# Directive
Output the entries word for word. Omit images.

# Dataset rows
================
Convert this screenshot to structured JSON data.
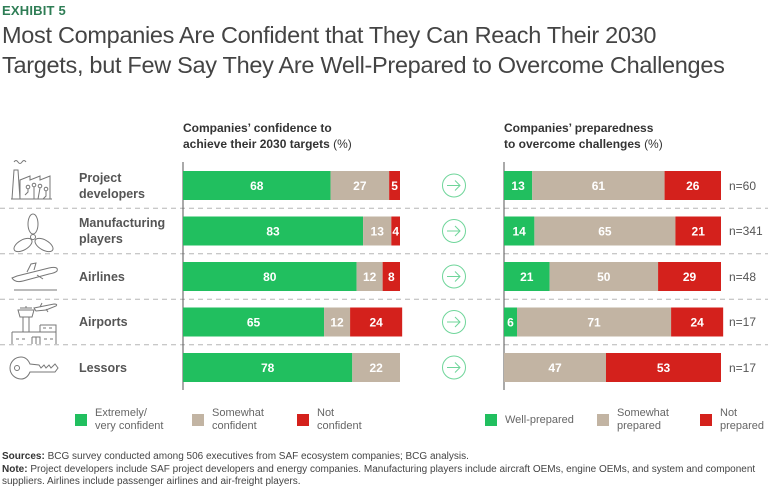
{
  "exhibit_label": "EXHIBIT 5",
  "title_line1": "Most Companies Are Confident that They Can Reach Their 2030",
  "title_line2": "Targets, but Few Say They Are Well-Prepared to Overcome Challenges",
  "colors": {
    "green": "#21bf5f",
    "beige": "#c2b4a3",
    "red": "#d4211c",
    "arrow": "#6fd59a",
    "exhibit": "#2e7d55"
  },
  "chart_data": {
    "type": "bar",
    "stacked": true,
    "orientation": "horizontal",
    "categories": [
      "Project developers",
      "Manufacturing players",
      "Airlines",
      "Airports",
      "Lessors"
    ],
    "category_lines": [
      [
        "Project",
        "developers"
      ],
      [
        "Manufacturing",
        "players"
      ],
      [
        "Airlines"
      ],
      [
        "Airports"
      ],
      [
        "Lessors"
      ]
    ],
    "category_icons": [
      "factory-icon",
      "propeller-icon",
      "airplane-takeoff-icon",
      "airport-icon",
      "key-icon"
    ],
    "sample_sizes": [
      "n=60",
      "n=341",
      "n=48",
      "n=17",
      "n=17"
    ],
    "panels": [
      {
        "title_line1": "Companies’ confidence to",
        "title_line2": "achieve their 2030 targets",
        "unit": "(%)",
        "series": [
          {
            "name": "Extremely/ very confident",
            "legend_lines": [
              "Extremely/",
              "very confident"
            ],
            "color": "#21bf5f",
            "values": [
              68,
              83,
              80,
              65,
              78
            ]
          },
          {
            "name": "Somewhat confident",
            "legend_lines": [
              "Somewhat",
              "confident"
            ],
            "color": "#c2b4a3",
            "values": [
              27,
              13,
              12,
              12,
              22
            ]
          },
          {
            "name": "Not confident",
            "legend_lines": [
              "Not",
              "confident"
            ],
            "color": "#d4211c",
            "values": [
              5,
              4,
              8,
              24,
              0
            ]
          }
        ]
      },
      {
        "title_line1": "Companies’ preparedness",
        "title_line2": "to overcome challenges",
        "unit": "(%)",
        "series": [
          {
            "name": "Well-prepared",
            "legend_lines": [
              "Well-prepared"
            ],
            "color": "#21bf5f",
            "values": [
              13,
              14,
              21,
              6,
              0
            ]
          },
          {
            "name": "Somewhat prepared",
            "legend_lines": [
              "Somewhat",
              "prepared"
            ],
            "color": "#c2b4a3",
            "values": [
              61,
              65,
              50,
              71,
              47
            ]
          },
          {
            "name": "Not prepared",
            "legend_lines": [
              "Not",
              "prepared"
            ],
            "color": "#d4211c",
            "values": [
              26,
              21,
              29,
              24,
              53
            ]
          }
        ]
      }
    ],
    "xlim": [
      0,
      100
    ],
    "grid": false
  },
  "footer": {
    "sources_label": "Sources:",
    "sources_text": " BCG survey conducted among 506 executives from SAF ecosystem companies; BCG analysis.",
    "note_label": "Note:",
    "note_text": " Project developers include SAF project developers and energy companies. Manufacturing players include aircraft OEMs, engine OEMs, and system and component suppliers. Airlines include passenger airlines and air-freight players."
  }
}
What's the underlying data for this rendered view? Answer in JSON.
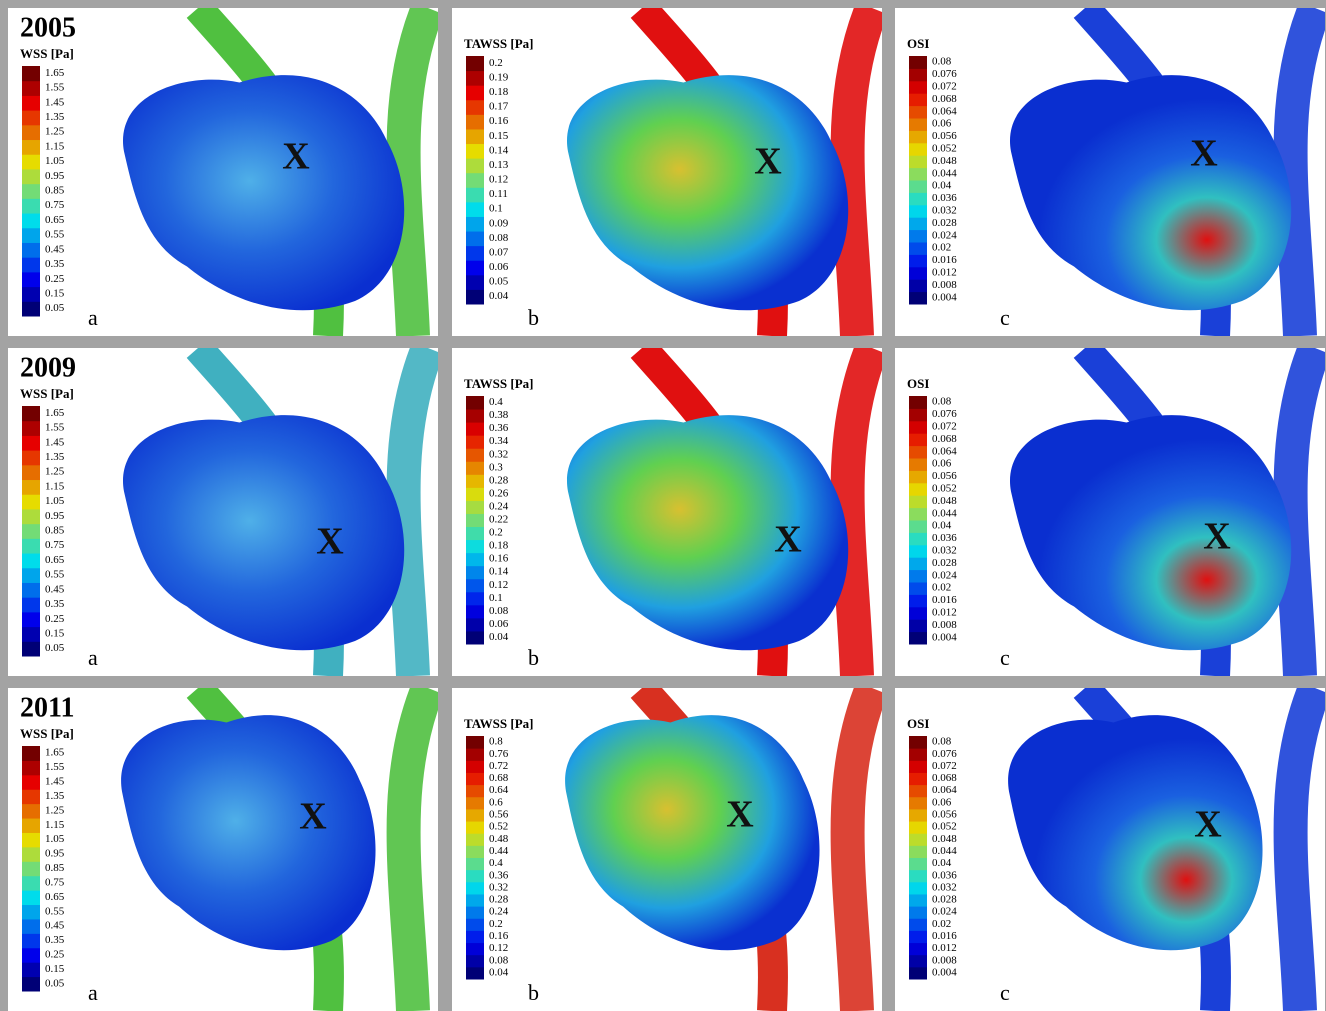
{
  "rows": [
    {
      "year": "2005",
      "panels": [
        {
          "legend_title": "WSS [Pa]",
          "ticks": [
            0.05,
            0.15,
            0.25,
            0.35,
            0.45,
            0.55,
            0.65,
            0.75,
            0.85,
            0.95,
            1.05,
            1.15,
            1.25,
            1.35,
            1.45,
            1.55,
            1.65
          ],
          "letter": "a",
          "marker": "X"
        },
        {
          "legend_title": "TAWSS [Pa]",
          "ticks": [
            0.04,
            0.05,
            0.06,
            0.07,
            0.08,
            0.09,
            0.1,
            0.11,
            0.12,
            0.13,
            0.14,
            0.15,
            0.16,
            0.17,
            0.18,
            0.19,
            0.2
          ],
          "letter": "b",
          "marker": "X"
        },
        {
          "legend_title": "OSI",
          "ticks": [
            0.004,
            0.008,
            0.012,
            0.016,
            0.02,
            0.024,
            0.028,
            0.032,
            0.036,
            0.04,
            0.044,
            0.048,
            0.052,
            0.056,
            0.06,
            0.064,
            0.068,
            0.072,
            0.076,
            0.08
          ],
          "letter": "c",
          "marker": "X"
        }
      ]
    },
    {
      "year": "2009",
      "panels": [
        {
          "legend_title": "WSS [Pa]",
          "ticks": [
            0.05,
            0.15,
            0.25,
            0.35,
            0.45,
            0.55,
            0.65,
            0.75,
            0.85,
            0.95,
            1.05,
            1.15,
            1.25,
            1.35,
            1.45,
            1.55,
            1.65
          ],
          "letter": "a",
          "marker": "X"
        },
        {
          "legend_title": "TAWSS [Pa]",
          "ticks": [
            0.04,
            0.06,
            0.08,
            0.1,
            0.12,
            0.14,
            0.16,
            0.18,
            0.2,
            0.22,
            0.24,
            0.26,
            0.28,
            0.3,
            0.32,
            0.34,
            0.36,
            0.38,
            0.4
          ],
          "letter": "b",
          "marker": "X"
        },
        {
          "legend_title": "OSI",
          "ticks": [
            0.004,
            0.008,
            0.012,
            0.016,
            0.02,
            0.024,
            0.028,
            0.032,
            0.036,
            0.04,
            0.044,
            0.048,
            0.052,
            0.056,
            0.06,
            0.064,
            0.068,
            0.072,
            0.076,
            0.08
          ],
          "letter": "c",
          "marker": "X"
        }
      ]
    },
    {
      "year": "2011",
      "panels": [
        {
          "legend_title": "WSS [Pa]",
          "ticks": [
            0.05,
            0.15,
            0.25,
            0.35,
            0.45,
            0.55,
            0.65,
            0.75,
            0.85,
            0.95,
            1.05,
            1.15,
            1.25,
            1.35,
            1.45,
            1.55,
            1.65
          ],
          "letter": "a",
          "marker": "X"
        },
        {
          "legend_title": "TAWSS [Pa]",
          "ticks": [
            0.04,
            0.08,
            0.12,
            0.16,
            0.2,
            0.24,
            0.28,
            0.32,
            0.36,
            0.4,
            0.44,
            0.48,
            0.52,
            0.56,
            0.6,
            0.64,
            0.68,
            0.72,
            0.76,
            0.8
          ],
          "letter": "b",
          "marker": "X"
        },
        {
          "legend_title": "OSI",
          "ticks": [
            0.004,
            0.008,
            0.012,
            0.016,
            0.02,
            0.024,
            0.028,
            0.032,
            0.036,
            0.04,
            0.044,
            0.048,
            0.052,
            0.056,
            0.06,
            0.064,
            0.068,
            0.072,
            0.076,
            0.08
          ],
          "letter": "c",
          "marker": "X"
        }
      ]
    }
  ]
}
================
# Solution to this problem
Convert this screenshot to structured JSON data.
{
  "exhibit_label": "EXHIBIT 5",
  "title_line1": "Most Companies Are Confident that They Can Reach Their 2030",
  "title_line2": "Targets, but Few Say They Are Well-Prepared to Overcome Challenges",
  "colors": {
    "green": "#21bf5f",
    "beige": "#c2b4a3",
    "red": "#d4211c",
    "arrow": "#6fd59a",
    "exhibit": "#2e7d55"
  },
  "chart_data": {
    "type": "bar",
    "stacked": true,
    "orientation": "horizontal",
    "categories": [
      "Project developers",
      "Manufacturing players",
      "Airlines",
      "Airports",
      "Lessors"
    ],
    "category_lines": [
      [
        "Project",
        "developers"
      ],
      [
        "Manufacturing",
        "players"
      ],
      [
        "Airlines"
      ],
      [
        "Airports"
      ],
      [
        "Lessors"
      ]
    ],
    "category_icons": [
      "factory-icon",
      "propeller-icon",
      "airplane-takeoff-icon",
      "airport-icon",
      "key-icon"
    ],
    "sample_sizes": [
      "n=60",
      "n=341",
      "n=48",
      "n=17",
      "n=17"
    ],
    "panels": [
      {
        "title_line1": "Companies’ confidence to",
        "title_line2": "achieve their 2030 targets",
        "unit": "(%)",
        "series": [
          {
            "name": "Extremely/ very confident",
            "legend_lines": [
              "Extremely/",
              "very confident"
            ],
            "color": "#21bf5f",
            "values": [
              68,
              83,
              80,
              65,
              78
            ]
          },
          {
            "name": "Somewhat confident",
            "legend_lines": [
              "Somewhat",
              "confident"
            ],
            "color": "#c2b4a3",
            "values": [
              27,
              13,
              12,
              12,
              22
            ]
          },
          {
            "name": "Not confident",
            "legend_lines": [
              "Not",
              "confident"
            ],
            "color": "#d4211c",
            "values": [
              5,
              4,
              8,
              24,
              0
            ]
          }
        ]
      },
      {
        "title_line1": "Companies’ preparedness",
        "title_line2": "to overcome challenges",
        "unit": "(%)",
        "series": [
          {
            "name": "Well-prepared",
            "legend_lines": [
              "Well-prepared"
            ],
            "color": "#21bf5f",
            "values": [
              13,
              14,
              21,
              6,
              0
            ]
          },
          {
            "name": "Somewhat prepared",
            "legend_lines": [
              "Somewhat",
              "prepared"
            ],
            "color": "#c2b4a3",
            "values": [
              61,
              65,
              50,
              71,
              47
            ]
          },
          {
            "name": "Not prepared",
            "legend_lines": [
              "Not",
              "prepared"
            ],
            "color": "#d4211c",
            "values": [
              26,
              21,
              29,
              24,
              53
            ]
          }
        ]
      }
    ],
    "xlim": [
      0,
      100
    ],
    "grid": false
  },
  "footer": {
    "sources_label": "Sources:",
    "sources_text": " BCG survey conducted among 506 executives from SAF ecosystem companies; BCG analysis.",
    "note_label": "Note:",
    "note_text": " Project developers include SAF project developers and energy companies. Manufacturing players include aircraft OEMs, engine OEMs, and system and component suppliers. Airlines include passenger airlines and air-freight players."
  }
}
What's the underlying data for this rendered view? Answer in JSON.
{
  "rows": [
    {
      "year": "2005",
      "panels": [
        {
          "legend_title": "WSS [Pa]",
          "ticks": [
            0.05,
            0.15,
            0.25,
            0.35,
            0.45,
            0.55,
            0.65,
            0.75,
            0.85,
            0.95,
            1.05,
            1.15,
            1.25,
            1.35,
            1.45,
            1.55,
            1.65
          ],
          "letter": "a",
          "marker": "X"
        },
        {
          "legend_title": "TAWSS [Pa]",
          "ticks": [
            0.04,
            0.05,
            0.06,
            0.07,
            0.08,
            0.09,
            0.1,
            0.11,
            0.12,
            0.13,
            0.14,
            0.15,
            0.16,
            0.17,
            0.18,
            0.19,
            0.2
          ],
          "letter": "b",
          "marker": "X"
        },
        {
          "legend_title": "OSI",
          "ticks": [
            0.004,
            0.008,
            0.012,
            0.016,
            0.02,
            0.024,
            0.028,
            0.032,
            0.036,
            0.04,
            0.044,
            0.048,
            0.052,
            0.056,
            0.06,
            0.064,
            0.068,
            0.072,
            0.076,
            0.08
          ],
          "letter": "c",
          "marker": "X"
        }
      ]
    },
    {
      "year": "2009",
      "panels": [
        {
          "legend_title": "WSS [Pa]",
          "ticks": [
            0.05,
            0.15,
            0.25,
            0.35,
            0.45,
            0.55,
            0.65,
            0.75,
            0.85,
            0.95,
            1.05,
            1.15,
            1.25,
            1.35,
            1.45,
            1.55,
            1.65
          ],
          "letter": "a",
          "marker": "X"
        },
        {
          "legend_title": "TAWSS [Pa]",
          "ticks": [
            0.04,
            0.06,
            0.08,
            0.1,
            0.12,
            0.14,
            0.16,
            0.18,
            0.2,
            0.22,
            0.24,
            0.26,
            0.28,
            0.3,
            0.32,
            0.34,
            0.36,
            0.38,
            0.4
          ],
          "letter": "b",
          "marker": "X"
        },
        {
          "legend_title": "OSI",
          "ticks": [
            0.004,
            0.008,
            0.012,
            0.016,
            0.02,
            0.024,
            0.028,
            0.032,
            0.036,
            0.04,
            0.044,
            0.048,
            0.052,
            0.056,
            0.06,
            0.064,
            0.068,
            0.072,
            0.076,
            0.08
          ],
          "letter": "c",
          "marker": "X"
        }
      ]
    },
    {
      "year": "2011",
      "panels": [
        {
          "legend_title": "WSS [Pa]",
          "ticks": [
            0.05,
            0.15,
            0.25,
            0.35,
            0.45,
            0.55,
            0.65,
            0.75,
            0.85,
            0.95,
            1.05,
            1.15,
            1.25,
            1.35,
            1.45,
            1.55,
            1.65
          ],
          "letter": "a",
          "marker": "X"
        },
        {
          "legend_title": "TAWSS [Pa]",
          "ticks": [
            0.04,
            0.08,
            0.12,
            0.16,
            0.2,
            0.24,
            0.28,
            0.32,
            0.36,
            0.4,
            0.44,
            0.48,
            0.52,
            0.56,
            0.6,
            0.64,
            0.68,
            0.72,
            0.76,
            0.8
          ],
          "letter": "b",
          "marker": "X"
        },
        {
          "legend_title": "OSI",
          "ticks": [
            0.004,
            0.008,
            0.012,
            0.016,
            0.02,
            0.024,
            0.028,
            0.032,
            0.036,
            0.04,
            0.044,
            0.048,
            0.052,
            0.056,
            0.06,
            0.064,
            0.068,
            0.072,
            0.076,
            0.08
          ],
          "letter": "c",
          "marker": "X"
        }
      ]
    }
  ]
}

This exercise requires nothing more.